> Input:
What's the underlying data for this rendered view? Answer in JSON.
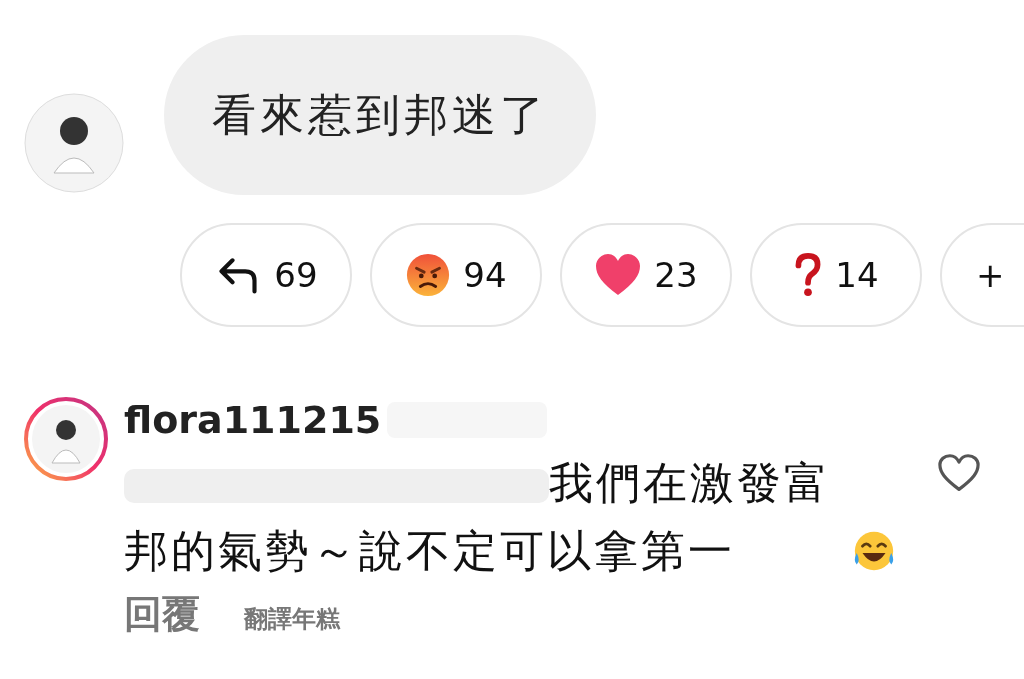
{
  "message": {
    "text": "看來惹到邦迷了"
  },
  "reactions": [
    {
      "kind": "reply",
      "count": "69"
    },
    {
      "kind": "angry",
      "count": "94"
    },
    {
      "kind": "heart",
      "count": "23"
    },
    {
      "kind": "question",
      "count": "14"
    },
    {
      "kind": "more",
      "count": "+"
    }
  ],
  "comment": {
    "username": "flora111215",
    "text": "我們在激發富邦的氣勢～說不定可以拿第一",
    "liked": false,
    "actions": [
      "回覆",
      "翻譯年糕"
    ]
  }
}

---

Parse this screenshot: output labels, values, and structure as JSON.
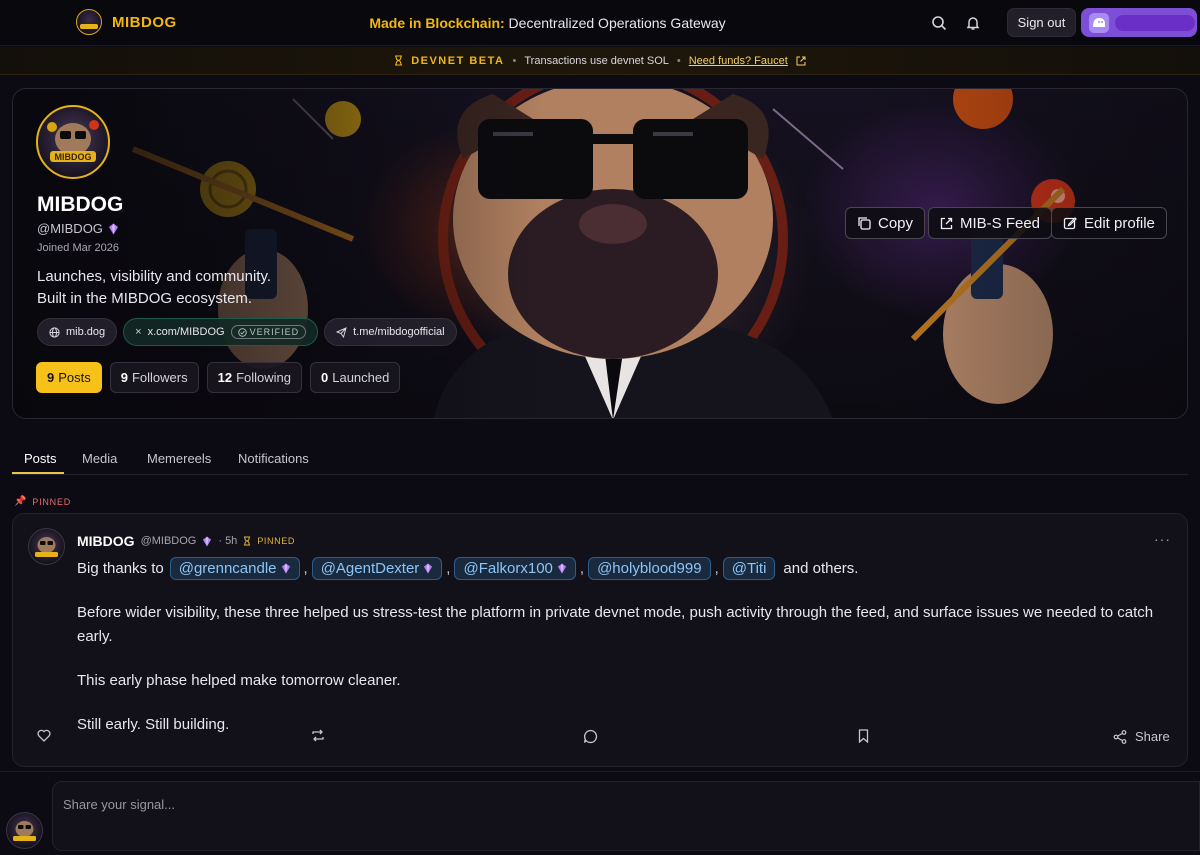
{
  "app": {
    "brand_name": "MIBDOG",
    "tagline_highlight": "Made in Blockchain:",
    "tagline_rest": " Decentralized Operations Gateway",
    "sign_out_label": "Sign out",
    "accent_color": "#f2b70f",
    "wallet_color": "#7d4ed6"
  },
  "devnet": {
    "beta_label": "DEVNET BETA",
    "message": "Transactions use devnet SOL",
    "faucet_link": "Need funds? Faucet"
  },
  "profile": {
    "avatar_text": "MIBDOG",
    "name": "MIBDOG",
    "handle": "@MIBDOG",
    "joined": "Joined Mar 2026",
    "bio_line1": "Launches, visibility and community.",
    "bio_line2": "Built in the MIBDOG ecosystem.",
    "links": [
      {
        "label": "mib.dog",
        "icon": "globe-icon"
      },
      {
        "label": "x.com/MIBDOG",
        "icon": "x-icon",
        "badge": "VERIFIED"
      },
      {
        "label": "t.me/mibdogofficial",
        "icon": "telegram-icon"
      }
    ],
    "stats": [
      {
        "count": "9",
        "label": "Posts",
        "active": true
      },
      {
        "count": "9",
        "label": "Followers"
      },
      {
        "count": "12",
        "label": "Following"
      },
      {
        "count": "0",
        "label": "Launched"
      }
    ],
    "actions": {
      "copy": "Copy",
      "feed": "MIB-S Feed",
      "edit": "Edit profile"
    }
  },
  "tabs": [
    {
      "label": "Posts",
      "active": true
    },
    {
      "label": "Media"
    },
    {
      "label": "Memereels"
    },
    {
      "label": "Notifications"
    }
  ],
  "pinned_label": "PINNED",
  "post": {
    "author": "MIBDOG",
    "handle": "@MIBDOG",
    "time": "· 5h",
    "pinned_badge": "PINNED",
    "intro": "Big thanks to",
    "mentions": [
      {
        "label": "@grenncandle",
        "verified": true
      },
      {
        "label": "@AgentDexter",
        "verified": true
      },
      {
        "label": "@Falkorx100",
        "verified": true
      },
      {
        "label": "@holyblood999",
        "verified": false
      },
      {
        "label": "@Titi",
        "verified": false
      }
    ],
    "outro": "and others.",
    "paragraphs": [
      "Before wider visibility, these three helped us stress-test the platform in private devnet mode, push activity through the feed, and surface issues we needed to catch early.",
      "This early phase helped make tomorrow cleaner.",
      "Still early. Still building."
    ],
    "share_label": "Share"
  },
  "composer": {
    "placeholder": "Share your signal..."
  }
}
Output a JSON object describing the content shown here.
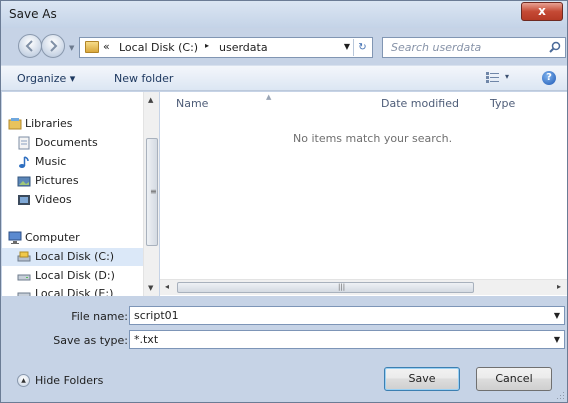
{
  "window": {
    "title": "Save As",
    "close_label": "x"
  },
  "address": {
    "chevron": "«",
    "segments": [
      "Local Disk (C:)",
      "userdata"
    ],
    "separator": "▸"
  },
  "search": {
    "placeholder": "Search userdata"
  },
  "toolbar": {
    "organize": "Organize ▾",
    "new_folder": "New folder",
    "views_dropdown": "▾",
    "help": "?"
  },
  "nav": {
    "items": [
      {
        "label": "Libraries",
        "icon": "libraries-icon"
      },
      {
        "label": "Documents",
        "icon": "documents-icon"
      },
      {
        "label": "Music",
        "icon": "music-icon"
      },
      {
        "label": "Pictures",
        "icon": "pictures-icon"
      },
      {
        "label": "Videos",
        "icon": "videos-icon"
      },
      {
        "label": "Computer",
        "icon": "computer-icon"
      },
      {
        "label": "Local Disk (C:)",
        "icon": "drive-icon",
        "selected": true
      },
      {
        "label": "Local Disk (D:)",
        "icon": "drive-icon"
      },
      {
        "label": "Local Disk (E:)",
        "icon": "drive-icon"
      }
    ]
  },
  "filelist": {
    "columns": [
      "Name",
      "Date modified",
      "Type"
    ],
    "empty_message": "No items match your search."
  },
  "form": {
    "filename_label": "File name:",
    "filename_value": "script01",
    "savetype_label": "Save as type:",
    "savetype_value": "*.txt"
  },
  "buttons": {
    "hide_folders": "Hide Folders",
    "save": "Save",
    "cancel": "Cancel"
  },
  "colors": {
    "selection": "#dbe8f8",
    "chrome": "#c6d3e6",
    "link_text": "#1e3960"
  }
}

> Goal of the exercise: Count each line of the data where the word "visibility" appears, then reply with the total only.

> Reply: 2